## Records provided
----------------

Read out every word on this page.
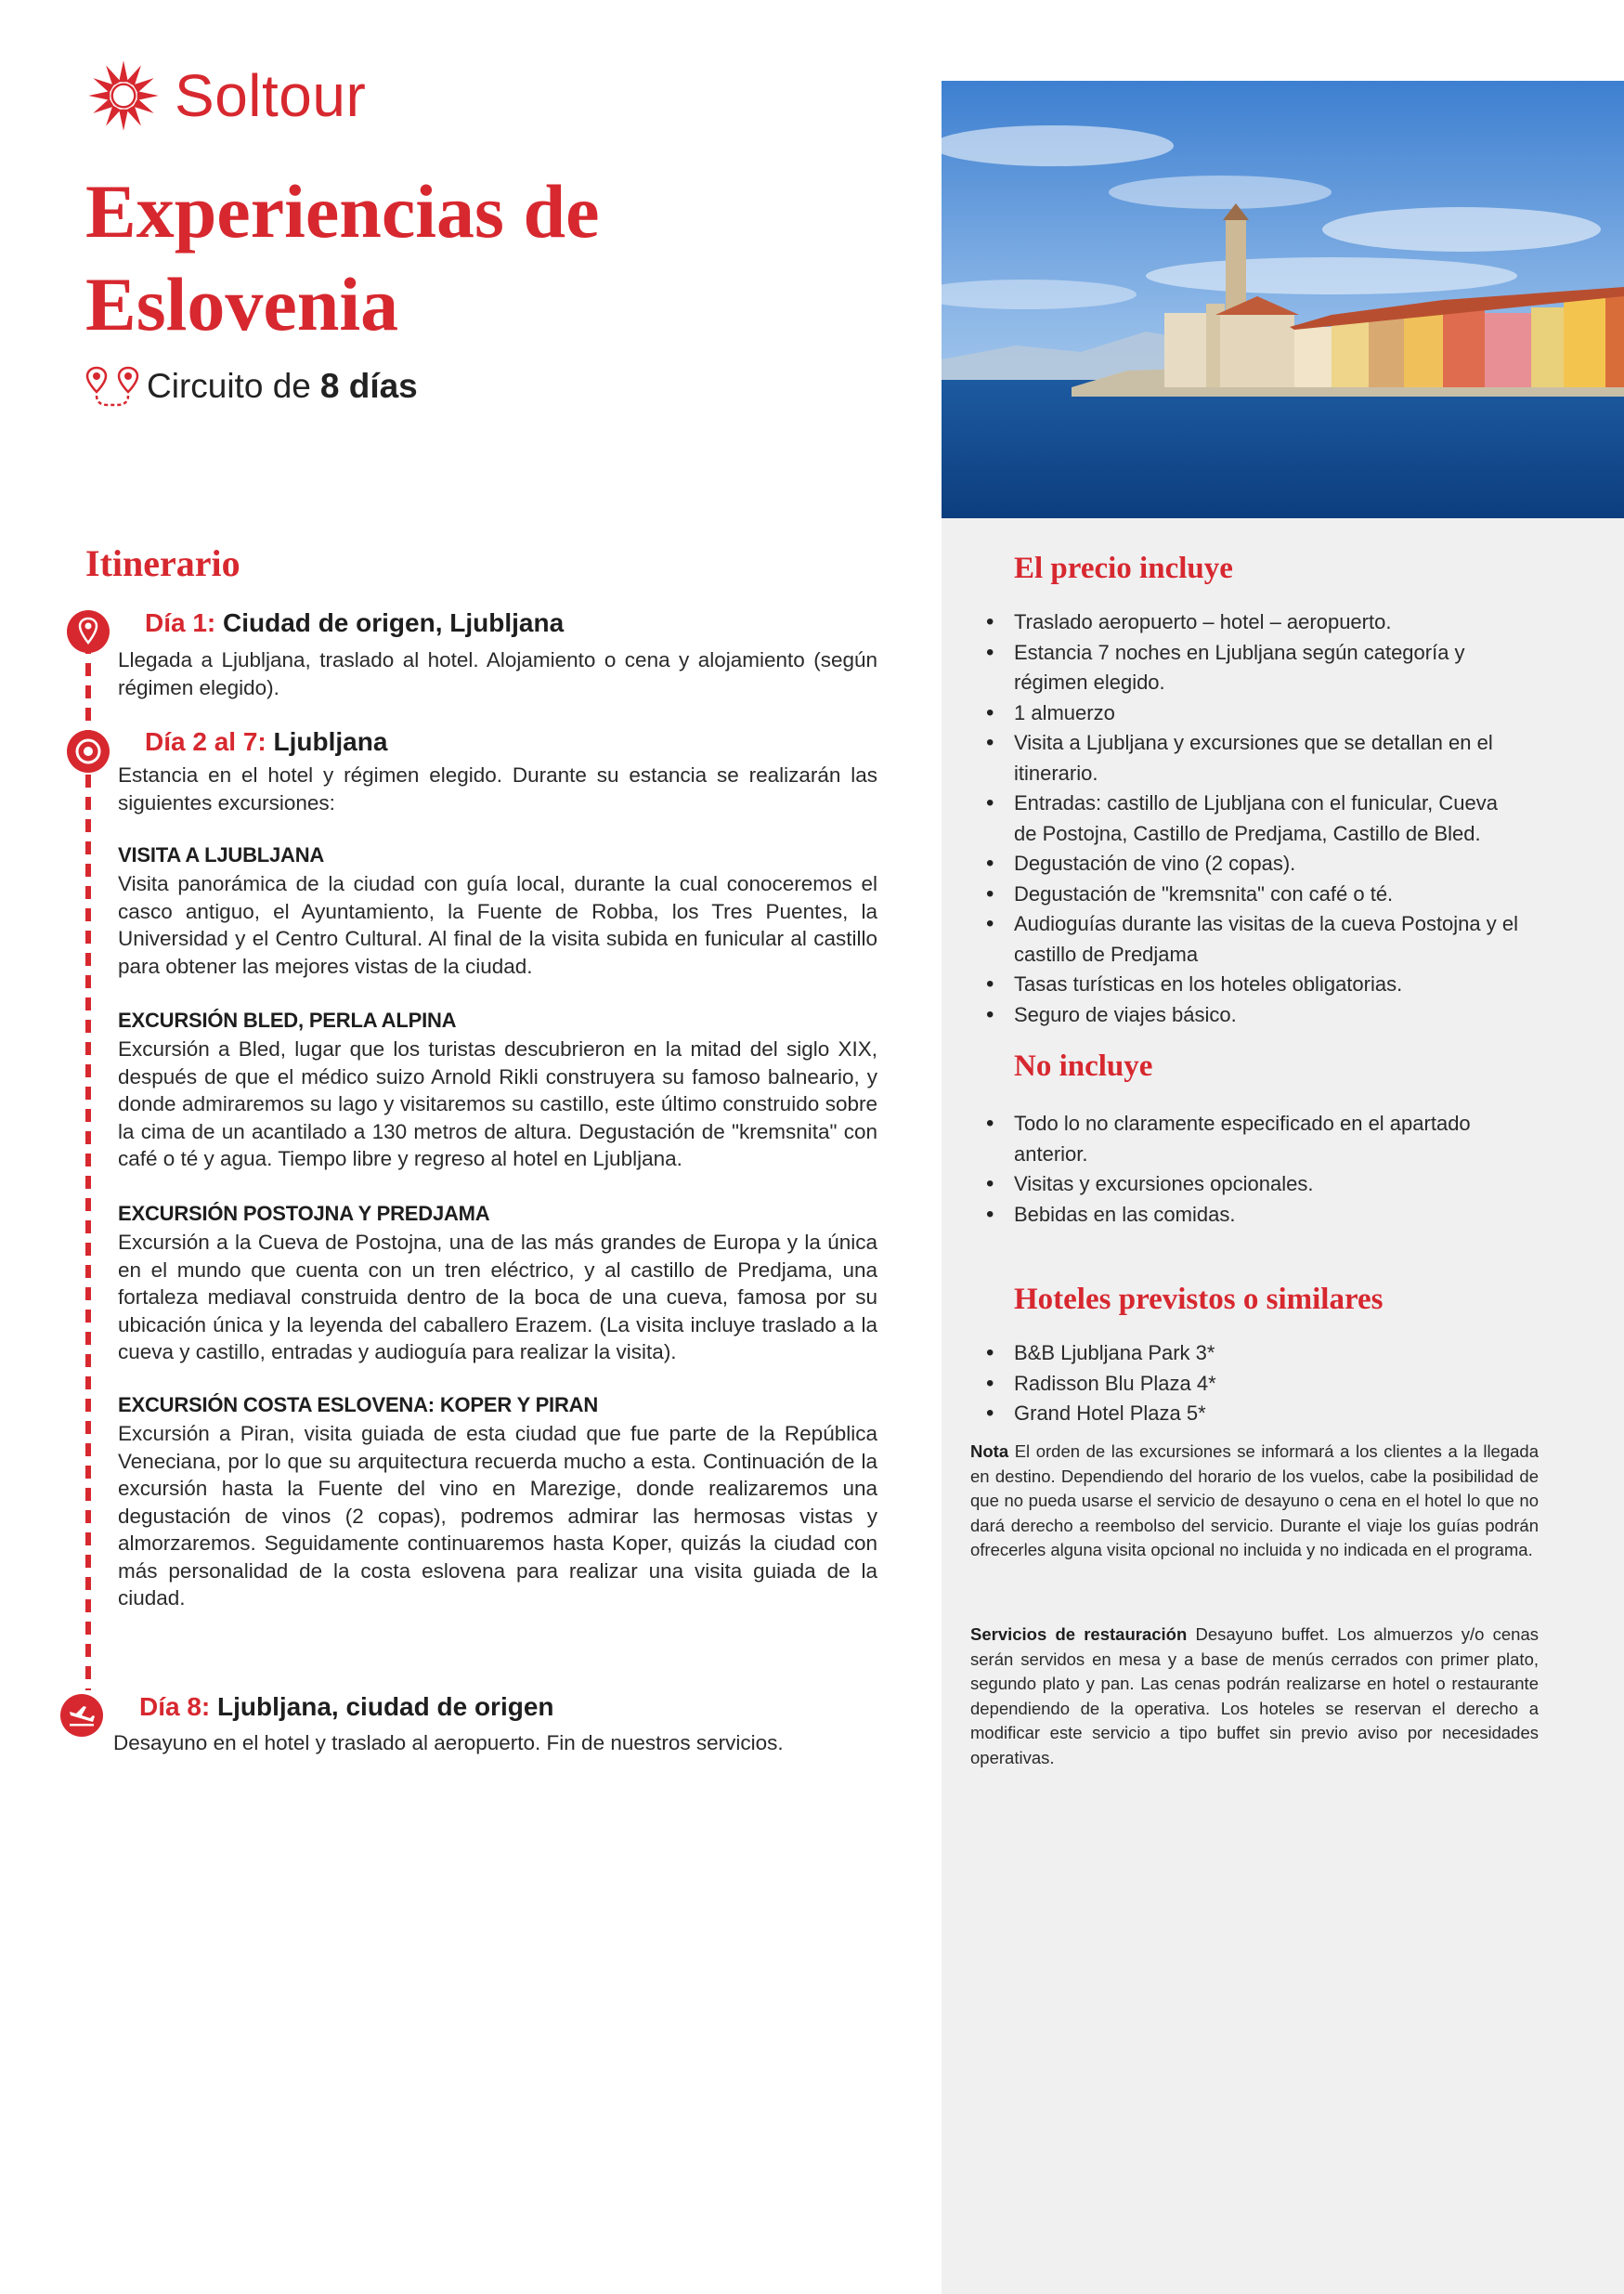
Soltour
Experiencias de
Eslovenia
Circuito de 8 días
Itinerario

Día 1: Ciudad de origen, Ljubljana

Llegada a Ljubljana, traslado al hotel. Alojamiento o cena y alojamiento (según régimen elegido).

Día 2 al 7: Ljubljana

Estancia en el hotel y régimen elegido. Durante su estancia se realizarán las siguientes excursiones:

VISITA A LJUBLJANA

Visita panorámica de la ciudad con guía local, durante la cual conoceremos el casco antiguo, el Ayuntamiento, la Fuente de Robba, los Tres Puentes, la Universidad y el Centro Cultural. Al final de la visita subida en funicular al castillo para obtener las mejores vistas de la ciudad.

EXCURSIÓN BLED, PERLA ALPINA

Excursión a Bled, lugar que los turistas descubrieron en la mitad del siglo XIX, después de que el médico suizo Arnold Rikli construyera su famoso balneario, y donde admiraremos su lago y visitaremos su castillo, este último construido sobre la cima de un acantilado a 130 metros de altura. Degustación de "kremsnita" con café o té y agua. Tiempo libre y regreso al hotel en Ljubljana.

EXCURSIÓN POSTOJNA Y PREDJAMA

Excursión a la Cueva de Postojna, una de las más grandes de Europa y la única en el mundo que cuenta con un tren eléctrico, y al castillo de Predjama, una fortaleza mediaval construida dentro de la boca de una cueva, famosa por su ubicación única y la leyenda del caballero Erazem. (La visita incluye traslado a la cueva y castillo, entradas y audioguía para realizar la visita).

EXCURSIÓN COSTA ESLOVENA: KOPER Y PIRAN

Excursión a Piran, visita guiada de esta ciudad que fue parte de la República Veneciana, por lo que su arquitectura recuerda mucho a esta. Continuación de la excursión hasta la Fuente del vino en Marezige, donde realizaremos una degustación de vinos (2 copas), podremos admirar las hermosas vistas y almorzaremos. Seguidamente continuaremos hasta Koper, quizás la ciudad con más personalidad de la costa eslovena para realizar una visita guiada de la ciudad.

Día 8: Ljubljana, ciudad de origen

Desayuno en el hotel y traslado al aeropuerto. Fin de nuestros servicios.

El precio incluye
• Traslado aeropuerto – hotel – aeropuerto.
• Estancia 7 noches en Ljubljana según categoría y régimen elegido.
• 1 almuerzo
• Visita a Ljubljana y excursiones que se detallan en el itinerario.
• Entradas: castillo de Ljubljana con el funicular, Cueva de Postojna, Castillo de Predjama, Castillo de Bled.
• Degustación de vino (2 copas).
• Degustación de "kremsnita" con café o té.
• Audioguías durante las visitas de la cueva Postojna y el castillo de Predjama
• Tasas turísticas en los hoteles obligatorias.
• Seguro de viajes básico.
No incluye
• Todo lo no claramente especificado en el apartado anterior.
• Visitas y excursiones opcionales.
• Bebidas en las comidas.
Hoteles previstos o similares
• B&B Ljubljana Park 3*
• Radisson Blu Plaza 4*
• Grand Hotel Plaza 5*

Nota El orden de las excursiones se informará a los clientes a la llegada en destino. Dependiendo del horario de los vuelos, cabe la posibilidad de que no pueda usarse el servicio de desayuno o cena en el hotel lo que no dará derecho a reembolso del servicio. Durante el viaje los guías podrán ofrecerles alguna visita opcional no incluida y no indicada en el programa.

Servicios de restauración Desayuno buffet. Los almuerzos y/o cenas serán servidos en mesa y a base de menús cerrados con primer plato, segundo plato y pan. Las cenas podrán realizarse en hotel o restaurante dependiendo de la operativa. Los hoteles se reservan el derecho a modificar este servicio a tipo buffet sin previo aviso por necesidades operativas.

----------------

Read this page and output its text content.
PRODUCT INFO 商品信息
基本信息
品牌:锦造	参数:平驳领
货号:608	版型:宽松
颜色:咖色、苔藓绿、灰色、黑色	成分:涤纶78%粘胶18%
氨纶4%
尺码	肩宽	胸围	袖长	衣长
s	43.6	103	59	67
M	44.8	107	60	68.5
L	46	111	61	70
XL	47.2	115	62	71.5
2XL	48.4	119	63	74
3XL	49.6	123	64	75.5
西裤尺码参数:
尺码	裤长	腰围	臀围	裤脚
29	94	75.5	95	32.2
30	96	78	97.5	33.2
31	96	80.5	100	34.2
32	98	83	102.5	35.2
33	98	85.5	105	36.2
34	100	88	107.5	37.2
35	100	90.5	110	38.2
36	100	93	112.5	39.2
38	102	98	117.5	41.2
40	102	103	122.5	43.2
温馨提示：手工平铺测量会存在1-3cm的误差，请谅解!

----------------

## Requirements
Check each line above for the word "régimen" and say how many have it, with nothing else.

## Final result
3